## TEXT SECTION
<<<<
While the IDEA does not require that mediation under 34 CFR §300.506 be
made available to parties other than parents, there is nothing in the IDEA or
its implementing regulations that would prevent States from offering
voluntary mediation, or other alternative means of dispute resolution, if
available in the State, to parties other than parents. 71 FR 46603-46604
(August 14, 2006). This matter is also discussed in Question A-4 of this Q&A
document. An SEA may not require, but may request, that mediation (under
34 CFR §300.506) or other forms of alternative dispute resolution made
available in the State take place before its complaint resolution.
Question B-23: What are the procedures related to an extension of the time limit for resolving
a State complaint when the parties are engaged in mediation? Show/Hide answer
Answer: Under 34 CFR §300.152(b)(1)(ii), the 60-day time limit for complaint
resolution may be extended if the parent (or individual or organization, if
mediation or other alternative means of dispute resolution is available to them
under State procedures) and the public agency involved agree to extend the
time to engage in mediation under 34 CFR §300.152(a)(3)(ii), or to engage in
other alternative means of dispute resolution, if available in the State. The
SEA may not treat mediation, in and of itself, as an exceptional circumstance
under 34 CFR §300.152(b)(1)(i) that would warrant an extension of the time
limit for complaint resolution. Rather, the parties engaged in mediation or
other alternative means of dispute resolution, if available in the State, must
agree to extend the time limit.
If the parties involved agree to engage in mediation once the State complaint
is filed but do not agree to the extension of the complaint resolution time limit
and the mediation is not successful in resolving the dispute, the State must
ensure that the complaint is resolved within 60 days after the complaint was
filed, as specified in 34 CFR §300.152(a). At any time that either party
withdraws from mediation or other alternative means of dispute resolution, or withdraws agreement to the extension of the time limit, the extension of the
time limit for complaint resolution would end. 71 FR 46604 (August 14,
2006).
Question B-24: If the complainant is a party other than a parent, may the parties use the
mediation process to attempt to resolve the issues in the State complaint? Show/Hide answer
Answer: Under 34 CFR §300.152(a)(3)(ii), an SEA is required to offer the parent and
the public agency the opportunity to voluntarily engage in mediation to
resolve the issues in a State complaint when the parent has filed a State
complaint. The regulations do not require an SEA to provide an opportunity
for mediation when an organization or individual other than the child's parent
files a State complaint. However, the Department encourages SEAs and their
public agencies to consider alternative means of resolving disputes between
public agencies and organizations or other individuals, at the local level,
consistent with State law and administrative procedures. It is up to each State,
however, to determine whether non-parents can use mediation or other
alternative means of dispute resolution. 71 FR 46604 (August 14, 2006).
>>>>
## A series of lines
<<<<
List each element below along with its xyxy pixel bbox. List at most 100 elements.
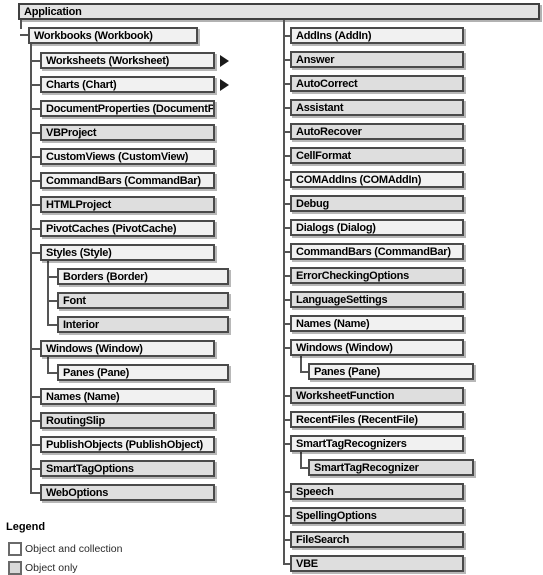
stub-r-names-name bbox=[283, 323, 290, 325]
node-r-smarttagrecognizers[interactable]: SmartTagRecognizers bbox=[290, 435, 464, 452]
stub-smarttagoptions bbox=[30, 468, 40, 470]
stub-r-dialogs-dialog bbox=[283, 227, 290, 229]
node-label: WebOptions bbox=[46, 486, 109, 499]
node-label: Interior bbox=[63, 318, 99, 331]
node-r-commandbars-commandbar[interactable]: CommandBars (CommandBar) bbox=[290, 243, 464, 260]
node-label: Speech bbox=[296, 485, 334, 498]
left-column-trunk bbox=[30, 44, 32, 492]
node-r-addins-addin[interactable]: AddIns (AddIn) bbox=[290, 27, 464, 44]
node-r-assistant[interactable]: Assistant bbox=[290, 99, 464, 116]
node-vbproject[interactable]: VBProject bbox=[40, 124, 215, 141]
stub-windows-window bbox=[30, 348, 40, 350]
node-documentproperties-documentproperty[interactable]: DocumentProperties (DocumentProperty) bbox=[40, 100, 215, 117]
node-sub-panes-pane[interactable]: Panes (Pane) bbox=[57, 364, 229, 381]
node-label: SmartTagOptions bbox=[46, 462, 134, 475]
node-label: Styles (Style) bbox=[46, 246, 112, 259]
legend-title: Legend bbox=[6, 521, 46, 533]
node-r-spellingoptions[interactable]: SpellingOptions bbox=[290, 507, 464, 524]
root-to-workbooks-stub bbox=[20, 34, 28, 36]
node-sub-borders-border[interactable]: Borders (Border) bbox=[57, 268, 229, 285]
node-label: Worksheets (Worksheet) bbox=[46, 54, 170, 67]
stub-vbproject bbox=[30, 132, 40, 134]
stub-htmlproject bbox=[30, 204, 40, 206]
node-windows-window[interactable]: Windows (Window) bbox=[40, 340, 215, 357]
node-label: Dialogs (Dialog) bbox=[296, 221, 376, 234]
node-weboptions[interactable]: WebOptions bbox=[40, 484, 215, 501]
root-node-label: Application bbox=[24, 5, 82, 18]
stub-r-debug bbox=[283, 203, 290, 205]
node-r-errorcheckingoptions[interactable]: ErrorCheckingOptions bbox=[290, 267, 464, 284]
node-r-sub-panes-pane[interactable]: Panes (Pane) bbox=[308, 363, 474, 380]
node-r-filesearch[interactable]: FileSearch bbox=[290, 531, 464, 548]
node-r-vbe[interactable]: VBE bbox=[290, 555, 464, 572]
node-r-worksheetfunction[interactable]: WorksheetFunction bbox=[290, 387, 464, 404]
node-label: CustomViews (CustomView) bbox=[46, 150, 189, 163]
node-customviews-customview[interactable]: CustomViews (CustomView) bbox=[40, 148, 215, 165]
stub-r-filesearch bbox=[283, 539, 290, 541]
node-r-sub-smarttagrecognizer[interactable]: SmartTagRecognizer bbox=[308, 459, 474, 476]
legend-entry-object-only: Object only bbox=[8, 561, 78, 575]
node-worksheets-worksheet[interactable]: Worksheets (Worksheet) bbox=[40, 52, 215, 69]
node-label: Names (Name) bbox=[46, 390, 120, 403]
node-r-windows-window[interactable]: Windows (Window) bbox=[290, 339, 464, 356]
node-htmlproject[interactable]: HTMLProject bbox=[40, 196, 215, 213]
stub-r-cellformat bbox=[283, 155, 290, 157]
node-r-recentfiles-recentfile[interactable]: RecentFiles (RecentFile) bbox=[290, 411, 464, 428]
node-label: AutoCorrect bbox=[296, 77, 358, 90]
node-r-cellformat[interactable]: CellFormat bbox=[290, 147, 464, 164]
stub-r-commandbars-commandbar bbox=[283, 251, 290, 253]
node-label: CommandBars (CommandBar) bbox=[46, 174, 201, 187]
node-label: CellFormat bbox=[296, 149, 351, 162]
node-label: VBProject bbox=[46, 126, 97, 139]
node-sub-interior[interactable]: Interior bbox=[57, 316, 229, 333]
node-r-languagesettings[interactable]: LanguageSettings bbox=[290, 291, 464, 308]
node-r-autocorrect[interactable]: AutoCorrect bbox=[290, 75, 464, 92]
stub-r-panes-pane bbox=[300, 371, 308, 373]
node-charts-chart[interactable]: Charts (Chart) bbox=[40, 76, 215, 93]
node-label: HTMLProject bbox=[46, 198, 112, 211]
stub-r-languagesettings bbox=[283, 299, 290, 301]
node-publishobjects-publishobject[interactable]: PublishObjects (PublishObject) bbox=[40, 436, 215, 453]
stub-r-smarttagrecognizer bbox=[300, 467, 308, 469]
node-pivotcaches-pivotcache[interactable]: PivotCaches (PivotCache) bbox=[40, 220, 215, 237]
stub-r-worksheetfunction bbox=[283, 395, 290, 397]
node-workbooks-workbook[interactable]: Workbooks (Workbook) bbox=[28, 27, 198, 44]
node-sub-font[interactable]: Font bbox=[57, 292, 229, 309]
node-label: Workbooks (Workbook) bbox=[34, 29, 153, 42]
node-label: CommandBars (CommandBar) bbox=[296, 245, 451, 258]
node-smarttagoptions[interactable]: SmartTagOptions bbox=[40, 460, 215, 477]
node-label: SmartTagRecognizers bbox=[296, 437, 407, 450]
stub-r-windows-window bbox=[283, 347, 290, 349]
stub-panes-pane bbox=[47, 372, 57, 374]
stub-publishobjects-publishobject bbox=[30, 444, 40, 446]
node-label: Panes (Pane) bbox=[63, 366, 130, 379]
node-r-debug[interactable]: Debug bbox=[290, 195, 464, 212]
node-label: AutoRecover bbox=[296, 125, 362, 138]
stub-styles-style bbox=[30, 252, 40, 254]
legend-label: Object and collection bbox=[25, 543, 123, 555]
node-styles-style[interactable]: Styles (Style) bbox=[40, 244, 215, 261]
node-r-dialogs-dialog[interactable]: Dialogs (Dialog) bbox=[290, 219, 464, 236]
stub-r-autocorrect bbox=[283, 83, 290, 85]
node-commandbars-commandbar[interactable]: CommandBars (CommandBar) bbox=[40, 172, 215, 189]
node-label: ErrorCheckingOptions bbox=[296, 269, 409, 282]
node-r-speech[interactable]: Speech bbox=[290, 483, 464, 500]
node-r-names-name[interactable]: Names (Name) bbox=[290, 315, 464, 332]
node-label: Debug bbox=[296, 197, 329, 210]
expand-arrow-worksheets-worksheet[interactable] bbox=[220, 55, 229, 67]
legend-swatch-collection bbox=[8, 542, 22, 556]
stub-r-recentfiles-recentfile bbox=[283, 419, 290, 421]
right-subtrunk-windows-window bbox=[300, 356, 302, 371]
node-r-autorecover[interactable]: AutoRecover bbox=[290, 123, 464, 140]
node-r-comaddins-comaddin[interactable]: COMAddIns (COMAddIn) bbox=[290, 171, 464, 188]
node-r-answer[interactable]: Answer bbox=[290, 51, 464, 68]
node-names-name[interactable]: Names (Name) bbox=[40, 388, 215, 405]
node-label: Charts (Chart) bbox=[46, 78, 117, 91]
expand-arrow-charts-chart[interactable] bbox=[220, 79, 229, 91]
right-subtrunk-smarttagrecognizers bbox=[300, 452, 302, 467]
stub-documentproperties-documentproperty bbox=[30, 108, 40, 110]
node-routingslip[interactable]: RoutingSlip bbox=[40, 412, 215, 429]
node-label: DocumentProperties (DocumentProperty) bbox=[46, 102, 215, 115]
node-label: PivotCaches (PivotCache) bbox=[46, 222, 177, 235]
root-node-application[interactable]: Application bbox=[18, 3, 540, 20]
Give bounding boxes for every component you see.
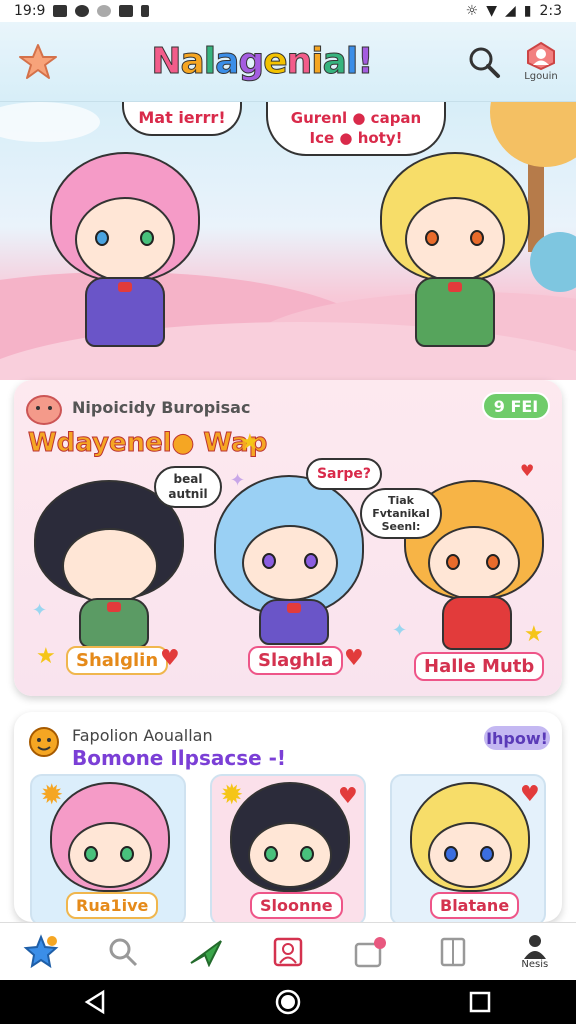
user-icon bbox=[523, 935, 546, 959]
sparkle-icon: ✦ bbox=[230, 470, 246, 491]
speech-c-1: Tiak bbox=[387, 494, 414, 507]
speech-a-2: autnil bbox=[168, 487, 208, 501]
signal-icon: ◢ bbox=[504, 3, 516, 19]
card-title: Bomone Ilpsacse -! bbox=[72, 746, 287, 770]
collection-card[interactable]: Fapolion Aouallan Bomone Ilpsacse -! Ihp… bbox=[14, 712, 562, 922]
title-letter: N bbox=[151, 41, 182, 83]
star-icon[interactable] bbox=[18, 42, 58, 82]
speech-text-left: Mat ierrr! bbox=[138, 108, 226, 127]
title-letter: a bbox=[322, 41, 347, 83]
character-name-1[interactable]: Shalglin bbox=[66, 646, 169, 675]
app-header: Nalagenial! Lgouin bbox=[0, 22, 576, 102]
hero-banner: Mat ierrr! Gurenl ● capan Ice ● hoty! bbox=[0, 102, 576, 380]
nav-account-label: Nesis bbox=[521, 959, 549, 970]
nav-messages[interactable] bbox=[346, 928, 394, 976]
thumb-name-3[interactable]: Blatane bbox=[430, 892, 520, 919]
title-letter: i bbox=[311, 41, 324, 83]
featured-card[interactable]: Nipoicidy Buropisac 9 FEI Wdayenel● Wap … bbox=[14, 380, 562, 696]
title-letter: l bbox=[203, 41, 216, 83]
title-letter: l bbox=[345, 41, 358, 83]
clock-left: 19:9 bbox=[14, 3, 46, 19]
recents-icon[interactable] bbox=[467, 989, 493, 1015]
book-icon bbox=[440, 937, 465, 966]
character-blue-hair bbox=[214, 475, 374, 645]
speech-bubble-left: Mat ierrr! bbox=[122, 102, 242, 136]
speech-a-1: beal bbox=[173, 472, 203, 486]
speech-bubble-a: beal autnil bbox=[154, 466, 222, 508]
login-label: Lgouin bbox=[524, 71, 558, 82]
wifi-icon: ▼ bbox=[486, 3, 497, 19]
speech-c-3: Seenl: bbox=[381, 520, 421, 533]
mail-icon bbox=[119, 5, 134, 17]
character-name-2[interactable]: Slaghla bbox=[248, 646, 344, 675]
speech-text-right-1: Gurenl ● capan bbox=[290, 109, 422, 127]
title-letter: g bbox=[238, 41, 265, 83]
character-blonde-hair bbox=[370, 142, 540, 362]
thumb-name-1[interactable]: Rua1ive bbox=[66, 892, 159, 919]
character-thumb-1[interactable]: ✹ Rua1ive bbox=[30, 774, 186, 922]
sync-icon bbox=[75, 5, 90, 17]
character-thumb-2[interactable]: ✹ ♥ Sloonne bbox=[210, 774, 366, 922]
title-letter: ! bbox=[357, 41, 374, 83]
notification-icon bbox=[53, 5, 68, 17]
home-star-icon bbox=[23, 933, 59, 968]
badge-show[interactable]: Ihpow! bbox=[482, 724, 552, 752]
thumb-name-2[interactable]: Sloonne bbox=[250, 892, 343, 919]
section-label: Nipoicidy Buropisac bbox=[72, 398, 251, 417]
nav-home[interactable] bbox=[17, 928, 65, 976]
heart-icon[interactable]: ♥ bbox=[160, 648, 180, 670]
app-title: Nalagenial! bbox=[151, 41, 374, 83]
title-letter: a bbox=[215, 41, 240, 83]
sun-deco-icon: ✹ bbox=[40, 778, 64, 811]
speech-bubble-c: Tiak Fvtanikal Seenl: bbox=[360, 488, 442, 539]
heart-icon[interactable]: ♥ bbox=[520, 784, 540, 806]
heart-icon[interactable]: ♥ bbox=[344, 648, 364, 670]
home-icon[interactable] bbox=[274, 988, 302, 1016]
system-navigation bbox=[0, 980, 576, 1024]
blob-mascot-icon bbox=[26, 395, 62, 425]
id-card-icon bbox=[273, 937, 303, 966]
star-deco-icon: ★ bbox=[240, 430, 260, 455]
sun-deco-icon: ✹ bbox=[220, 778, 244, 811]
clock-right: 2:3 bbox=[539, 3, 562, 19]
search-icon bbox=[109, 938, 138, 966]
badge-new[interactable]: 9 FEI bbox=[482, 392, 550, 420]
paper-plane-icon bbox=[190, 939, 222, 967]
nav-search[interactable] bbox=[99, 928, 147, 976]
star-deco-icon: ★ bbox=[36, 644, 56, 669]
section-label: Fapolion Aouallan bbox=[72, 726, 213, 745]
alarm-icon: ☼ bbox=[465, 3, 479, 19]
nav-send[interactable] bbox=[182, 928, 230, 976]
character-pink-hair bbox=[40, 142, 210, 362]
card-title: Wdayenel● Wap bbox=[27, 428, 268, 459]
title-letter: a bbox=[180, 41, 205, 83]
chat-badge-icon bbox=[355, 936, 387, 967]
sun-mascot-icon bbox=[29, 727, 59, 757]
nav-profile-card[interactable] bbox=[264, 928, 312, 976]
sparkle-icon: ✦ bbox=[392, 620, 408, 641]
title-letter: e bbox=[263, 41, 288, 83]
user-badge-icon bbox=[526, 41, 555, 71]
status-bar: 19:9 ☼ ▼ ◢ ▮ 2:3 bbox=[0, 0, 576, 22]
nav-book[interactable] bbox=[429, 928, 477, 976]
back-icon[interactable] bbox=[83, 989, 109, 1015]
character-name-3[interactable]: Halle Mutb bbox=[414, 652, 545, 681]
speech-c-2: Fvtanikal bbox=[372, 507, 430, 520]
battery-icon: ▮ bbox=[523, 3, 532, 19]
heart-icon[interactable]: ♥ bbox=[338, 786, 358, 808]
login-button[interactable]: Lgouin bbox=[524, 41, 558, 82]
battery-small-icon bbox=[141, 5, 150, 17]
app-icon bbox=[97, 5, 112, 17]
speech-bubble-b: Sarpe? bbox=[306, 458, 382, 490]
star-deco-icon: ★ bbox=[524, 622, 544, 647]
character-thumb-3[interactable]: ♥ Blatane bbox=[390, 774, 546, 922]
search-icon[interactable] bbox=[466, 44, 502, 80]
heart-icon: ♥ bbox=[520, 461, 535, 480]
sparkle-icon: ✦ bbox=[32, 600, 48, 621]
title-letter: n bbox=[286, 41, 313, 83]
nav-account[interactable]: Nesis bbox=[511, 928, 559, 976]
bottom-navigation: Nesis bbox=[0, 922, 576, 980]
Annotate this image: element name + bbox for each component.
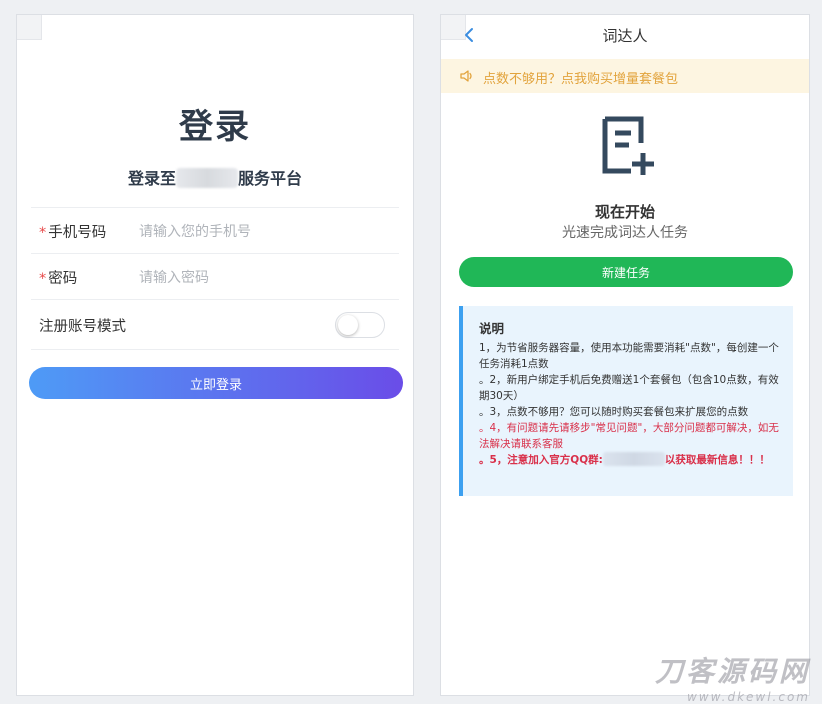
info-line: 。3，点数不够用？您可以随时购买套餐包来扩展您的点数 xyxy=(479,406,749,418)
speaker-icon xyxy=(460,70,472,82)
register-mode-label: 注册账号模式 xyxy=(39,319,126,335)
corner-mark xyxy=(17,15,42,40)
login-panel: 登录 登录至服务平台 *手机号码 *密码 注册账号模式 立即登录 xyxy=(16,14,414,696)
nav-bar: 词达人 xyxy=(441,15,809,55)
password-label: * 密码 xyxy=(39,267,77,288)
watermark: 刀客源码网 www.dkewl.com xyxy=(655,650,810,704)
new-document-icon xyxy=(602,116,654,175)
toggle-knob xyxy=(338,315,358,335)
start-subtitle: 光速完成词达人任务 xyxy=(562,225,688,241)
phone-label: * 手机号码 xyxy=(39,221,106,242)
phone-label-text: 手机号码 xyxy=(48,225,107,241)
watermark-title: 刀客源码网 xyxy=(654,655,810,688)
divider xyxy=(31,299,399,300)
login-subtitle: 登录至 服务平台 xyxy=(17,165,413,189)
divider xyxy=(31,349,399,350)
login-button[interactable]: 立即登录 xyxy=(29,367,403,399)
info-title: 说明 xyxy=(479,321,505,336)
divider xyxy=(31,253,399,254)
page-title: 登录 xyxy=(179,107,251,147)
qq-line-suffix: 以获取最新信息！！！ xyxy=(664,454,770,466)
divider xyxy=(31,207,399,208)
password-label-text: 密码 xyxy=(48,271,78,287)
info-line: 1，为节省服务器容量，使用本功能需要消耗"点数"，每创建一个任务消耗1点数 xyxy=(479,342,779,370)
info-box: 说明 1，为节省服务器容量，使用本功能需要消耗"点数"，每创建一个任务消耗1点数… xyxy=(459,306,793,496)
required-mark: * xyxy=(39,271,47,287)
password-input[interactable] xyxy=(139,267,379,289)
start-title: 现在开始 xyxy=(594,203,655,221)
new-task-button[interactable]: 新建任务 xyxy=(459,257,793,287)
blurred-qq-number xyxy=(602,452,665,466)
register-mode-toggle[interactable] xyxy=(335,312,385,338)
task-panel: 词达人 点数不够用？点我购买增量套餐包 现在开始 光速完成词达人任务 新建任务 … xyxy=(440,14,810,696)
qq-line-prefix: 。5，注意加入官方QQ群: xyxy=(479,454,603,466)
notice-bar[interactable]: 点数不够用？点我购买增量套餐包 xyxy=(441,59,809,93)
info-line: 。4，有问题请先请移步"常见问题"，大部分问题都可解决，如无法解决请联系客服 xyxy=(479,422,779,450)
info-line: 。2，新用户绑定手机后免费赠送1个套餐包（包含10点数，有效期30天） xyxy=(479,374,779,402)
phone-input[interactable] xyxy=(139,221,379,243)
nav-title: 词达人 xyxy=(602,27,648,45)
subtitle-suffix: 服务平台 xyxy=(238,169,303,188)
info-line-qq: 。5，注意加入官方QQ群: 以获取最新信息！！！ xyxy=(479,452,779,468)
required-mark: * xyxy=(39,225,47,241)
notice-text[interactable]: 点数不够用？点我购买增量套餐包 xyxy=(483,68,678,87)
subtitle-prefix: 登录至 xyxy=(127,169,176,188)
blurred-platform-name xyxy=(176,168,238,188)
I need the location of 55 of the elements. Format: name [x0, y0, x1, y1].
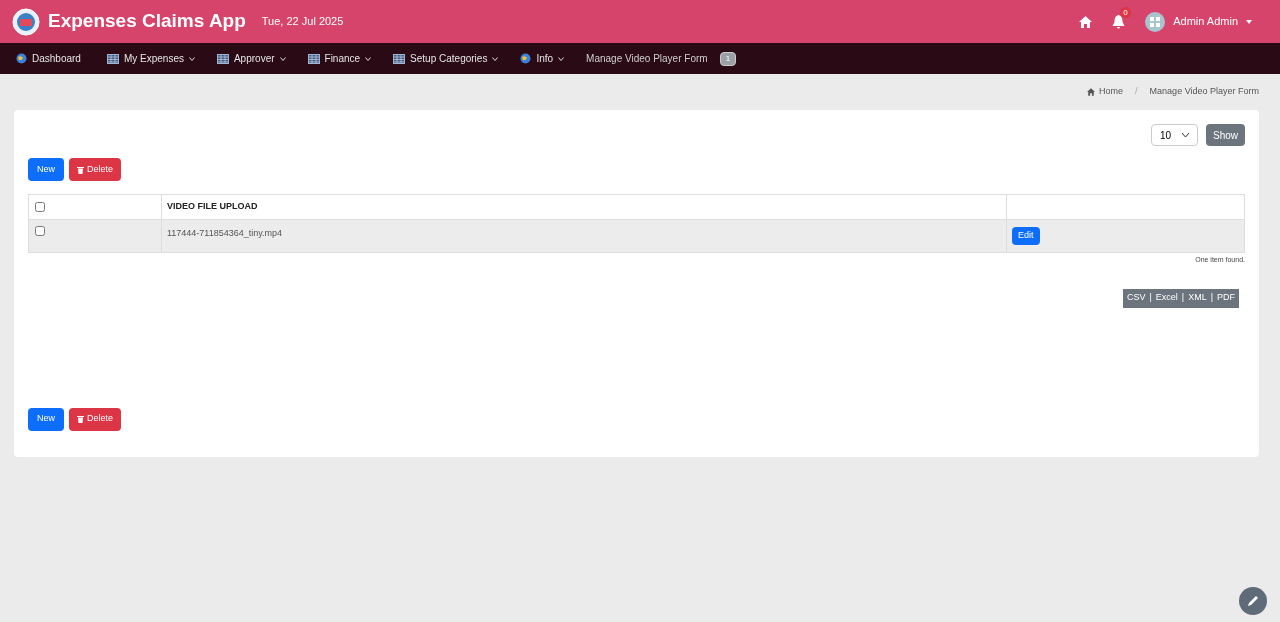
edit-button[interactable]: Edit: [1012, 227, 1040, 245]
nav-menu-item[interactable]: My Expenses: [123, 51, 184, 66]
calendar-icon: [216, 53, 229, 64]
trash-icon: [77, 165, 84, 174]
trash-icon: [77, 415, 84, 423]
nav-badge: 1: [719, 51, 737, 66]
globe-icon: [16, 53, 27, 64]
separator: |: [1181, 291, 1185, 305]
calendar-icon: [307, 53, 320, 64]
nav-menu-item[interactable]: Dashboard: [32, 51, 81, 66]
new-button[interactable]: New: [28, 158, 64, 181]
app-logo-icon: [12, 7, 40, 36]
notification-count: 0: [1120, 6, 1131, 18]
separator: |: [1210, 291, 1213, 305]
show-button[interactable]: Show: [1206, 124, 1245, 146]
caret-icon: [1182, 133, 1189, 137]
current-date: Tue, 22 Jul 2025: [261, 14, 344, 30]
calendar-icon: [106, 53, 119, 64]
nav-menu-item[interactable]: Approver: [233, 51, 275, 66]
export-link[interactable]: CSV: [1125, 291, 1147, 305]
caret-icon: [1246, 19, 1252, 24]
globe-icon: [520, 53, 532, 64]
pencil-icon: [1247, 595, 1259, 607]
notification-bell-icon[interactable]: [1112, 14, 1126, 29]
app-title: Expenses Claims App: [48, 9, 246, 34]
export-link[interactable]: PDF: [1216, 291, 1236, 305]
home-icon: [1087, 88, 1096, 96]
select-all-checkbox[interactable]: [35, 202, 45, 212]
table-cell: 117444-711854364_tiny.mp4: [167, 228, 283, 238]
chevron-down-icon: [558, 56, 565, 61]
export-link[interactable]: Excel: [1154, 291, 1179, 305]
breadcrumb-link[interactable]: Home: [1099, 85, 1124, 99]
edit-fab-button[interactable]: [1239, 587, 1267, 615]
nav-menu-item[interactable]: Finance: [324, 51, 361, 66]
column-header: VIDEO FILE UPLOAD: [161, 194, 1007, 220]
nav-menu-item[interactable]: Manage Video Player Form: [586, 51, 708, 66]
breadcrumb-separator: /: [1135, 85, 1138, 99]
chevron-down-icon: [188, 56, 195, 61]
new-button[interactable]: New: [28, 407, 64, 431]
delete-button[interactable]: Delete: [69, 158, 122, 181]
breadcrumb-current: Manage Video Player Form: [1149, 85, 1259, 99]
calendar-icon: [393, 53, 406, 64]
chevron-down-icon: [365, 56, 372, 61]
page-size-select[interactable]: 10: [1151, 124, 1198, 146]
separator: |: [1149, 291, 1152, 305]
user-menu[interactable]: Admin Admin: [1173, 13, 1238, 30]
home-icon[interactable]: [1079, 15, 1093, 28]
delete-button[interactable]: Delete: [69, 407, 122, 431]
nav-menu-item[interactable]: Setup Categories: [410, 51, 488, 66]
nav-menu-item[interactable]: Info: [536, 51, 554, 66]
chevron-down-icon: [279, 56, 286, 61]
export-link[interactable]: XML: [1187, 291, 1208, 305]
row-checkbox[interactable]: [35, 226, 45, 236]
chevron-down-icon: [492, 56, 499, 61]
user-avatar-icon[interactable]: [1145, 11, 1166, 32]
>>>>
## PROBLEMS
[1] In the passage on IDEA State complaints above, if the parties try mediation but do not agree to extend the time limit and the mediation fails, how soon must the State ensure the complaint is resolved?
[2] Carry on the passage on IDEA State complaints, starting after its final sentence.

## ANSWERS FOR THE TASKS
[1] Within 60 days after the complaint was filed.

[2]
Question B-25: Can an SEA dismiss allegations raised in a State complaint that were
addressed in a previous settlement agreement resulting from mediation or the
resolution process? Show/Hide answer
Answer: If a State complaint alleges violations specific to the child who is the subject
of a prior settlement agreement resulting from mediation or the resolution
process, the SEA may determine that the settlement agreement is binding on
the parties as to those issues and inform the complainant to that effect.
However, if the State complaint alleges systemic noncompliance or the State
has reason to believe that the violations are systemic, it must resolve the
allegations through its complaint resolution procedures. If the State finds
systemic violations, it must provide for appropriate remedies for all students
covered in the complaint, which could include prescribing in its complaint
decision remedies for the denial of appropriate services, including corrective
actions to address both past violations and future compliance.
34 CFR §§300.151(b) and 300.152(b)(2)(iii).
Question B-26: Can an issue that is the subject of a State complaint also be the subject of a
due process complaint requesting a due process hearing? Show/Hide answer
Answer: Yes. An issue in a State complaint can also be the subject of a due process
complaint requesting a due process hearing, as long as the issue relates to a
matter regarding the identification, evaluation, or educational placement of a
child with a disability, or the provision of FAPE to the child, as described in
34 CFR §300.507(a)(1) or to a disciplinary matter as described in
34 CFR §§300.530-300.532. If a due process complaint is filed on an issue that is also the subject of a pending State complaint, the State must set aside
any part of the State complaint that is being addressed in the due process
hearing until the hearing officer issues a final decision. However, any issue in
the State complaint that is not part of the due process action must be resolved
using the 60-day time limit and procedures described in 34 CFR §300.152(a)
and (b). 34 CFR §300.152(c)(1).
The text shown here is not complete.